_Task directions_:
Repeat each entry word for word. Leave any images out of the copy.

_Provided material_:
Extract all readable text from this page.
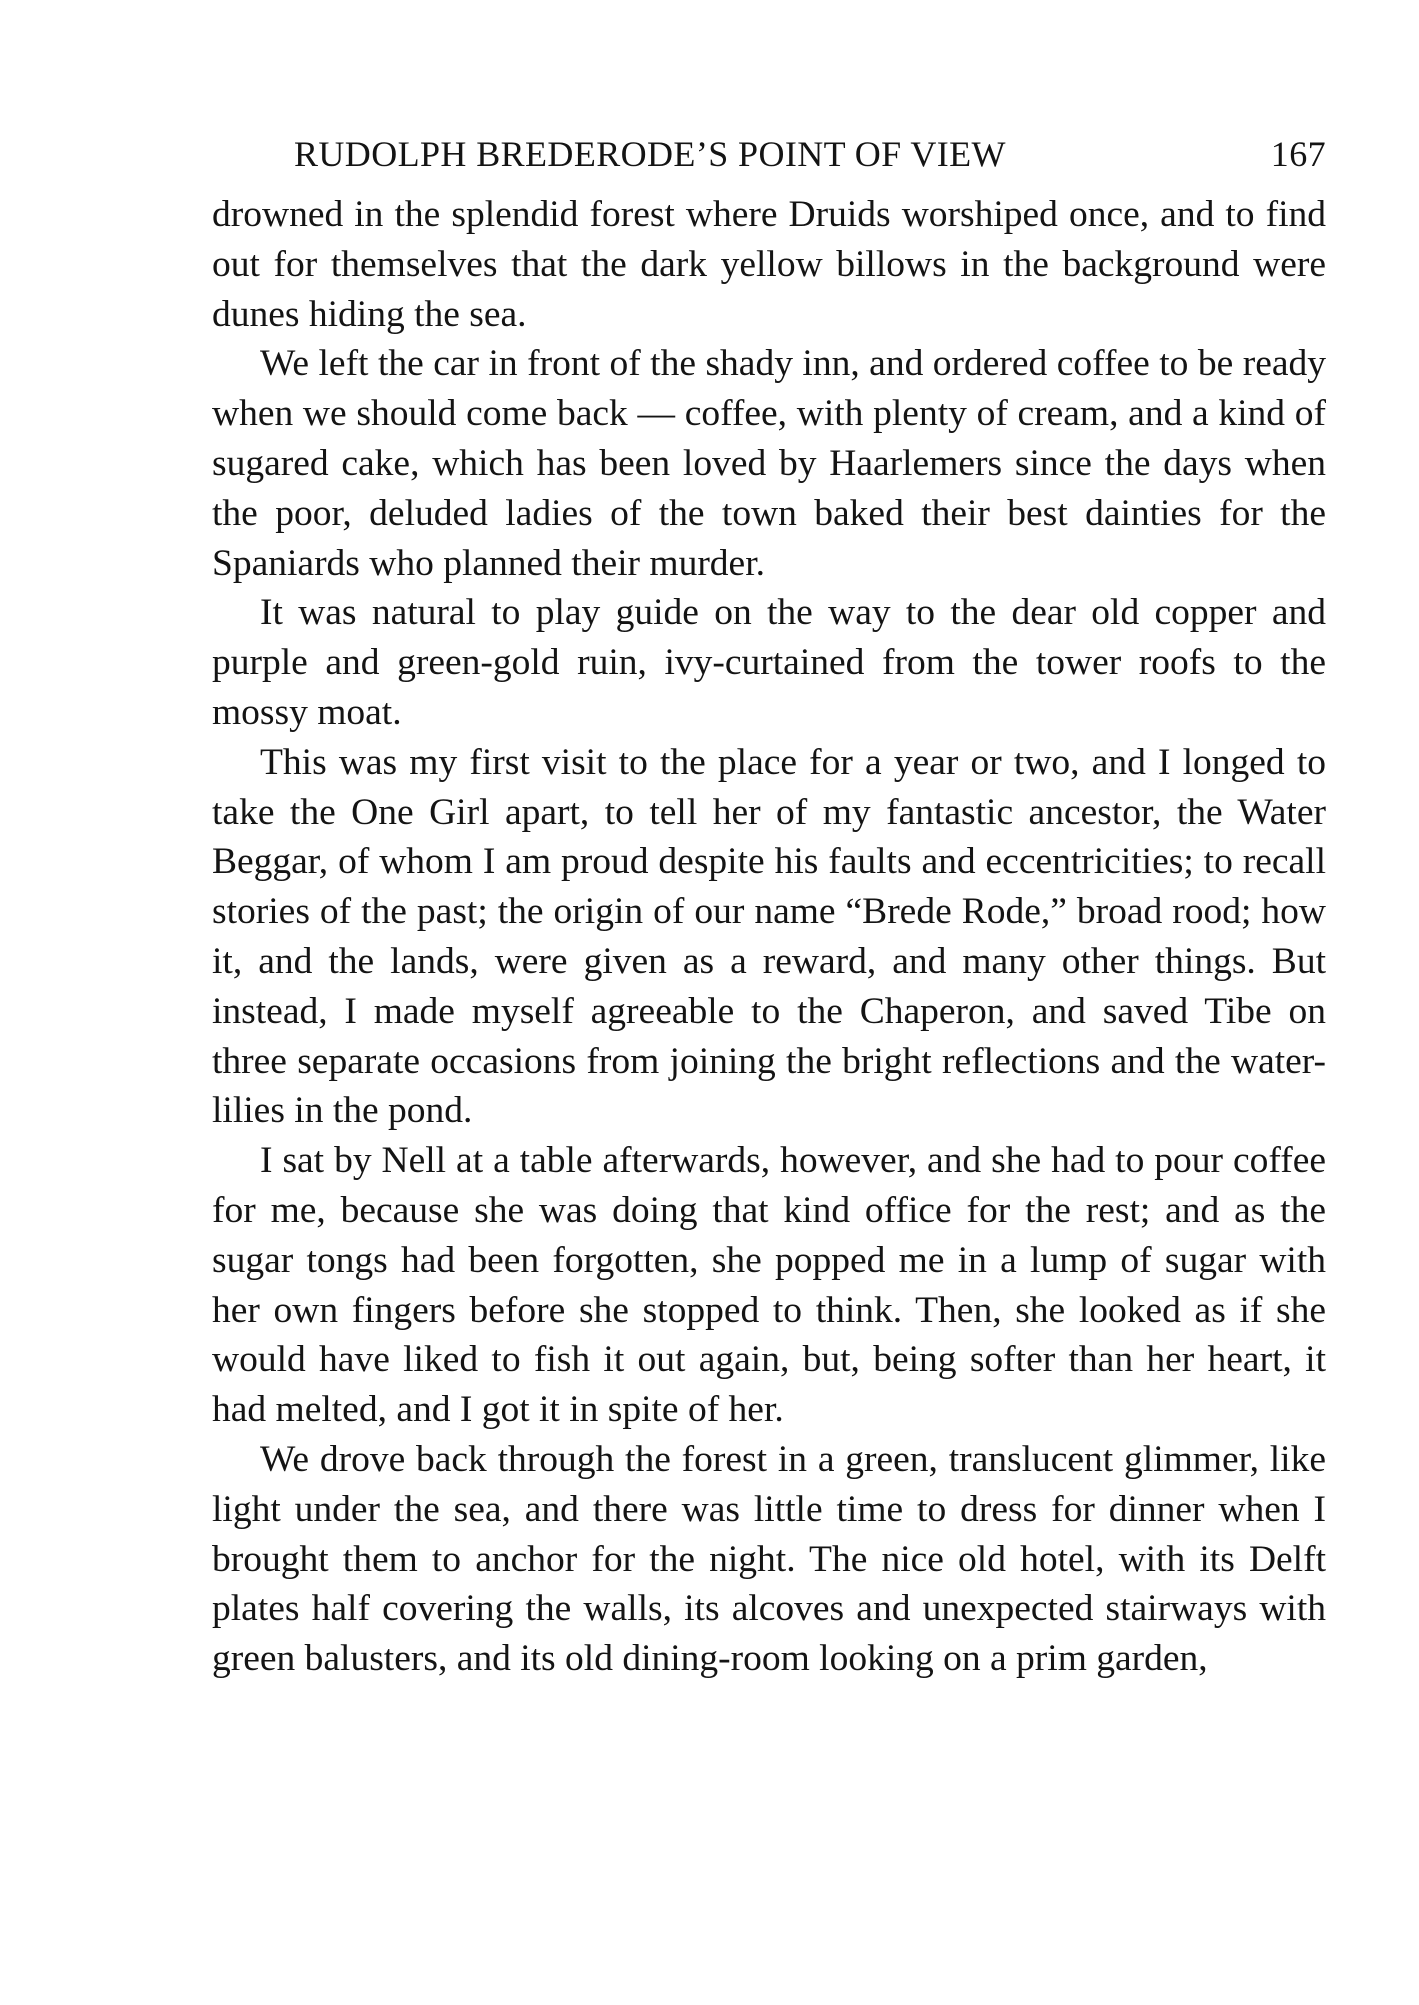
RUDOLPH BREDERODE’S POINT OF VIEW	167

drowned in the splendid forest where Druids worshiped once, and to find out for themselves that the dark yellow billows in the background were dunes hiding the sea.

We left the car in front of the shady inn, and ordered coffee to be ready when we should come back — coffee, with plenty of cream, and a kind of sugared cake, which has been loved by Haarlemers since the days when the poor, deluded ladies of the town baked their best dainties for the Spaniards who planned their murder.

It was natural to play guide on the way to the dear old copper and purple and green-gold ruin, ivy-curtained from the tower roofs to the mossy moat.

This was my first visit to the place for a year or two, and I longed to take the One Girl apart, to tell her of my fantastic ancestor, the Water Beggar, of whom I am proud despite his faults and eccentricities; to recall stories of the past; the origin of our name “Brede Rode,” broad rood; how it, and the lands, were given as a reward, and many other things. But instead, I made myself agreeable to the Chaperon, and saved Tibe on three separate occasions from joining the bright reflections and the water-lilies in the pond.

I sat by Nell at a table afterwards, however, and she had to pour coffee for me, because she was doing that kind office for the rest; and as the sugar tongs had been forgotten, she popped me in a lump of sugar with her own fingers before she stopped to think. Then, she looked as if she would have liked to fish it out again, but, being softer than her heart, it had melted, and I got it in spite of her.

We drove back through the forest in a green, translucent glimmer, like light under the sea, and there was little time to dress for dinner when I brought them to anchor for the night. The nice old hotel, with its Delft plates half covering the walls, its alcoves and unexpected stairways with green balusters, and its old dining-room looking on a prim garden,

_Answer to this problem_:
Extract all readable text from this page.
RUDOLPH BREDERODE’S POINT OF VIEW	167

drowned in the splendid forest where Druids worshiped once, and to find out for themselves that the dark yellow billows in the background were dunes hiding the sea.

We left the car in front of the shady inn, and ordered coffee to be ready when we should come back — coffee, with plenty of cream, and a kind of sugared cake, which has been loved by Haarlemers since the days when the poor, deluded ladies of the town baked their best dainties for the Spaniards who planned their murder.

It was natural to play guide on the way to the dear old copper and purple and green-gold ruin, ivy-curtained from the tower roofs to the mossy moat.

This was my first visit to the place for a year or two, and I longed to take the One Girl apart, to tell her of my fantastic ancestor, the Water Beggar, of whom I am proud despite his faults and eccentricities; to recall stories of the past; the origin of our name “Brede Rode,” broad rood; how it, and the lands, were given as a reward, and many other things. But instead, I made myself agreeable to the Chaperon, and saved Tibe on three separate occasions from joining the bright reflections and the water-lilies in the pond.

I sat by Nell at a table afterwards, however, and she had to pour coffee for me, because she was doing that kind office for the rest; and as the sugar tongs had been forgotten, she popped me in a lump of sugar with her own fingers before she stopped to think. Then, she looked as if she would have liked to fish it out again, but, being softer than her heart, it had melted, and I got it in spite of her.

We drove back through the forest in a green, translucent glimmer, like light under the sea, and there was little time to dress for dinner when I brought them to anchor for the night. The nice old hotel, with its Delft plates half covering the walls, its alcoves and unexpected stairways with green balusters, and its old dining-room looking on a prim garden,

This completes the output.